WHAT YOU WILL DO. Lift out all lines below that contain "Ghost".

Saved entries
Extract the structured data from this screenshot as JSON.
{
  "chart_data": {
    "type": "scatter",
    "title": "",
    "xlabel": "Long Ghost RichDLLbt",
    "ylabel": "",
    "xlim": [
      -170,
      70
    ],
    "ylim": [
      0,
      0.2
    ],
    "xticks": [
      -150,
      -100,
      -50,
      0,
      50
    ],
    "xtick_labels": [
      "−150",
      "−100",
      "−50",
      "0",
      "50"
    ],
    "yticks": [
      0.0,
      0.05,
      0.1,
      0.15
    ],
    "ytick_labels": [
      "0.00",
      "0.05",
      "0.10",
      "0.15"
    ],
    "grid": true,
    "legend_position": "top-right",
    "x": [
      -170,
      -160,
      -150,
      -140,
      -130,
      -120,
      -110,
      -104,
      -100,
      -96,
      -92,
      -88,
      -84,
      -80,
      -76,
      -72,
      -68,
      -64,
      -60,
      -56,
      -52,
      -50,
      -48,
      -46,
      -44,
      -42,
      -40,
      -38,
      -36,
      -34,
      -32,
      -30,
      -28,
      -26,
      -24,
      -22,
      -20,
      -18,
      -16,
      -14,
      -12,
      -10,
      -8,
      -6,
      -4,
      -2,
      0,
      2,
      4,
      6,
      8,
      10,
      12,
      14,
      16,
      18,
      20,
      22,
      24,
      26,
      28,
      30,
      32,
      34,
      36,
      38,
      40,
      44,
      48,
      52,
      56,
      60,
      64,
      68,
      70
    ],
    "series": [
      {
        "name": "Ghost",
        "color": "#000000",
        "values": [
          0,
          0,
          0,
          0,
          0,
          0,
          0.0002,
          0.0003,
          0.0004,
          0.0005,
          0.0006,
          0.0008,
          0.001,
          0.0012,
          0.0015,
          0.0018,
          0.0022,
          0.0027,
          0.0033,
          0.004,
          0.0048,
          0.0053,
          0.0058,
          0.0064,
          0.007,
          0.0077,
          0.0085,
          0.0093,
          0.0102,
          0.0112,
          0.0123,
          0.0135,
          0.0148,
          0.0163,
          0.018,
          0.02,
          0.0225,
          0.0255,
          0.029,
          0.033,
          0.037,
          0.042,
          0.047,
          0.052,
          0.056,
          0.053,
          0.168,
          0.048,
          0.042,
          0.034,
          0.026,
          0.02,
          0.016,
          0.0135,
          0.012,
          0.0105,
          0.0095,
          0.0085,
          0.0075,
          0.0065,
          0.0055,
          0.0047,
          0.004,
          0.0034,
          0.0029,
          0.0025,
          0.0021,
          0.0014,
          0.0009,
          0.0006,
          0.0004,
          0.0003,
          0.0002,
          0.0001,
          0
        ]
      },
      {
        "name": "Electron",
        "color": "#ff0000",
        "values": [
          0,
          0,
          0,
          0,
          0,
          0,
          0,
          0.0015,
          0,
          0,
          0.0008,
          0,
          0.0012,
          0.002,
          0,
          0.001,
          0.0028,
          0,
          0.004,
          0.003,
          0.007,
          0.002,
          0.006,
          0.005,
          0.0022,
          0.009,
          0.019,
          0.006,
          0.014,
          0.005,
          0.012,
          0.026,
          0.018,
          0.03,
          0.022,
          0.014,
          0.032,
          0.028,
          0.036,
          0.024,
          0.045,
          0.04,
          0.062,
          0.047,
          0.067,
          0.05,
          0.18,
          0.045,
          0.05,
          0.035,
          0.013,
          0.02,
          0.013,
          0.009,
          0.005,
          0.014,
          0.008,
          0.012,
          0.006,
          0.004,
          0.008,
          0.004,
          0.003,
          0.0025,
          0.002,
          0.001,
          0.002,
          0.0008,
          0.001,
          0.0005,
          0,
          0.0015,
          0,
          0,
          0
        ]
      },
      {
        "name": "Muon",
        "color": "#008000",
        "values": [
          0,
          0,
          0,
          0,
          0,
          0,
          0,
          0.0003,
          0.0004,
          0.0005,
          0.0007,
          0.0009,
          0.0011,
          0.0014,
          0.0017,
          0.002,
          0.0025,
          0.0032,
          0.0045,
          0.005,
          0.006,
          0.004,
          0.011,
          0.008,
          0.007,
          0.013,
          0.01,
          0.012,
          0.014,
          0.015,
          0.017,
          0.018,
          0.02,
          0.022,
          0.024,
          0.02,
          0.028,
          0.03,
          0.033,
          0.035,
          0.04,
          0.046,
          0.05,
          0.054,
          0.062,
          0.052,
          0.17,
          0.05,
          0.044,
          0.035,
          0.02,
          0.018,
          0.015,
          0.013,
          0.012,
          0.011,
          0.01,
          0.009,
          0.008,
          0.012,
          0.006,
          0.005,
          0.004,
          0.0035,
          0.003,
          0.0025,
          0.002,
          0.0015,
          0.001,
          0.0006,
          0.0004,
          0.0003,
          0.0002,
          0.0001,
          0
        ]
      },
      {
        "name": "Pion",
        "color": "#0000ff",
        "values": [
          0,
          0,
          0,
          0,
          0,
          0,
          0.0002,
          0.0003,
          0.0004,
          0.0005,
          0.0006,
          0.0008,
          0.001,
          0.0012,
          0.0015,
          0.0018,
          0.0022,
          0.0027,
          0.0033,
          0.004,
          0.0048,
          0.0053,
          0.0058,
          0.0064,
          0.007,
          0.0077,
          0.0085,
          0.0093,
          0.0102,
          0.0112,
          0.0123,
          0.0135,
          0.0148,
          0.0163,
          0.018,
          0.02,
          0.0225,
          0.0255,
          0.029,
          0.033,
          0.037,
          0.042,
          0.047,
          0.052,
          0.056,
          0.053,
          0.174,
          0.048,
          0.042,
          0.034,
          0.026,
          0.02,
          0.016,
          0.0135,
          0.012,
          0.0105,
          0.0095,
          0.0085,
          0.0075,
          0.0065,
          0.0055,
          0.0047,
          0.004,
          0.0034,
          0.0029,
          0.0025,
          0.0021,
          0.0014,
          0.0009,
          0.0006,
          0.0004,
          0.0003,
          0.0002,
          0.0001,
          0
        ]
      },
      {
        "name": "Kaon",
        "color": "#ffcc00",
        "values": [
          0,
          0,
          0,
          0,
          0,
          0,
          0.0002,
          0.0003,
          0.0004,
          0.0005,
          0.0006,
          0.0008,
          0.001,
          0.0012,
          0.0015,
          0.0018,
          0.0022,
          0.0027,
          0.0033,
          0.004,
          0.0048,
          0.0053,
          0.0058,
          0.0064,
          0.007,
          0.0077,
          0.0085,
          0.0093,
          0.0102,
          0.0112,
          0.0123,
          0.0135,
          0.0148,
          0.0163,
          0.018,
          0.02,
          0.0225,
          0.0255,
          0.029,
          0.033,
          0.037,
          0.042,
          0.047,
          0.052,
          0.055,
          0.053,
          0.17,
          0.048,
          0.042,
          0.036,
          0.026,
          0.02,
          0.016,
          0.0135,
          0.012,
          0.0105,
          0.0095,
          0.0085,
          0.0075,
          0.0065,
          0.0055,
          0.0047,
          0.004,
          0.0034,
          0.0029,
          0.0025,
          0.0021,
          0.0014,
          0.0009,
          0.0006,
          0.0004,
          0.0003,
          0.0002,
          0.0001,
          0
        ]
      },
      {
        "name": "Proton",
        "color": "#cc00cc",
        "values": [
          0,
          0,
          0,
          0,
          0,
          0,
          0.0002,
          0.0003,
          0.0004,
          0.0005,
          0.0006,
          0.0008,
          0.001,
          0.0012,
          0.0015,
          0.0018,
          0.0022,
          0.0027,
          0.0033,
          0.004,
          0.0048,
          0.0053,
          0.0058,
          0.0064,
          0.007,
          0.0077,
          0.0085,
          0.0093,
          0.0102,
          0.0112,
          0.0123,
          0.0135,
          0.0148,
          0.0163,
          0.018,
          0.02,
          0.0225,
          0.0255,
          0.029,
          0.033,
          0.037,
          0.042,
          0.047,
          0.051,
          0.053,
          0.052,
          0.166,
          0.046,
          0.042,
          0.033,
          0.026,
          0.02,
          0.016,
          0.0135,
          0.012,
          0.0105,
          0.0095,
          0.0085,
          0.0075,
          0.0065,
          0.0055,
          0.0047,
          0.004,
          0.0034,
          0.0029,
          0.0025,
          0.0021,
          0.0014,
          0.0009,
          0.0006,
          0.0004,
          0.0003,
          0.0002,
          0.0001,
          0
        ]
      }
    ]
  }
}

COMPLETE ANSWER.
    "xlabel": "Long Ghost RichDLLbt",
        "name": "Ghost",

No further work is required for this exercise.